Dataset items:
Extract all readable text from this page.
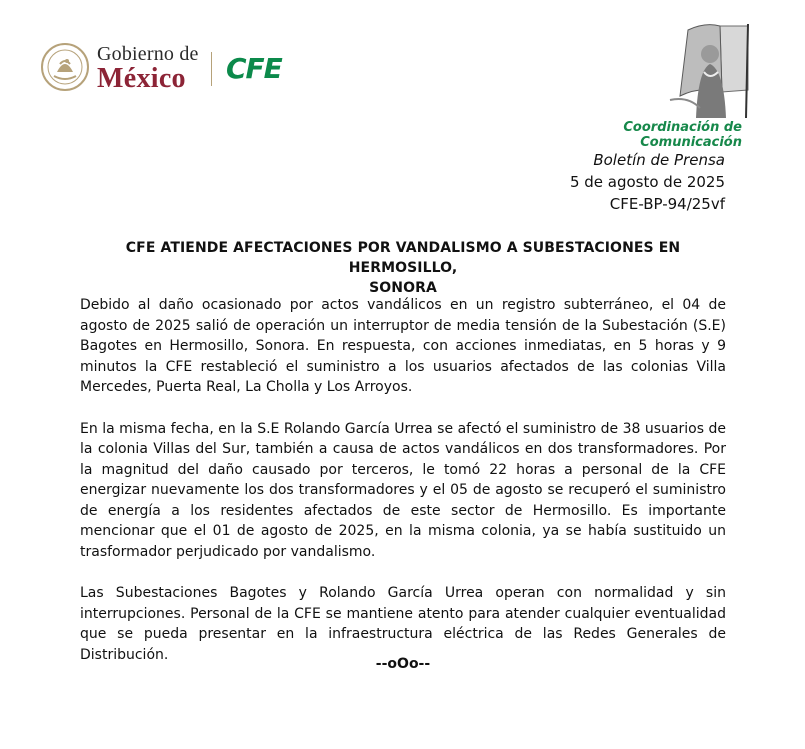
Gobierno de
México	CFE
Coordinación de Comunicación
Boletín de Prensa
5 de agosto de 2025
CFE-BP-94/25vf
CFE ATIENDE AFECTACIONES POR VANDALISMO A SUBESTACIONES EN HERMOSILLO,
SONORA

Debido al daño ocasionado por actos vandálicos en un registro subterráneo, el 04 de agosto de 2025 salió de operación un interruptor de media tensión de la Subestación (S.E) Bagotes en Hermosillo, Sonora. En respuesta, con acciones inmediatas, en 5 horas y 9 minutos la CFE restableció el suministro a los usuarios afectados de las colonias Villa Mercedes, Puerta Real, La Cholla y Los Arroyos.

En la misma fecha, en la S.E Rolando García Urrea se afectó el suministro de 38 usuarios de la colonia Villas del Sur, también a causa de actos vandálicos en dos transformadores. Por la magnitud del daño causado por terceros, le tomó 22 horas a personal de la CFE energizar nuevamente los dos transformadores y el 05 de agosto se recuperó el suministro de energía a los residentes afectados de este sector de Hermosillo. Es importante mencionar que el 01 de agosto de 2025, en la misma colonia, ya se había sustituido un trasformador perjudicado por vandalismo.

Las Subestaciones Bagotes y Rolando García Urrea operan con normalidad y sin interrupciones. Personal de la CFE se mantiene atento para atender cualquier eventualidad que se pueda presentar en la infraestructura eléctrica de las Redes Generales de Distribución.

--oOo--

▶ Problem requirements
Repeat the entries exactly. Pictures are excluded from the copy.

▶ Result of this task
Extract all readable text from this page.
Gobierno de
México	CFE
Coordinación de Comunicación
Boletín de Prensa
5 de agosto de 2025
CFE-BP-94/25vf
CFE ATIENDE AFECTACIONES POR VANDALISMO A SUBESTACIONES EN HERMOSILLO,
SONORA

Debido al daño ocasionado por actos vandálicos en un registro subterráneo, el 04 de agosto de 2025 salió de operación un interruptor de media tensión de la Subestación (S.E) Bagotes en Hermosillo, Sonora. En respuesta, con acciones inmediatas, en 5 horas y 9 minutos la CFE restableció el suministro a los usuarios afectados de las colonias Villa Mercedes, Puerta Real, La Cholla y Los Arroyos.

En la misma fecha, en la S.E Rolando García Urrea se afectó el suministro de 38 usuarios de la colonia Villas del Sur, también a causa de actos vandálicos en dos transformadores. Por la magnitud del daño causado por terceros, le tomó 22 horas a personal de la CFE energizar nuevamente los dos transformadores y el 05 de agosto se recuperó el suministro de energía a los residentes afectados de este sector de Hermosillo. Es importante mencionar que el 01 de agosto de 2025, en la misma colonia, ya se había sustituido un trasformador perjudicado por vandalismo.

Las Subestaciones Bagotes y Rolando García Urrea operan con normalidad y sin interrupciones. Personal de la CFE se mantiene atento para atender cualquier eventualidad que se pueda presentar en la infraestructura eléctrica de las Redes Generales de Distribución.

--oOo--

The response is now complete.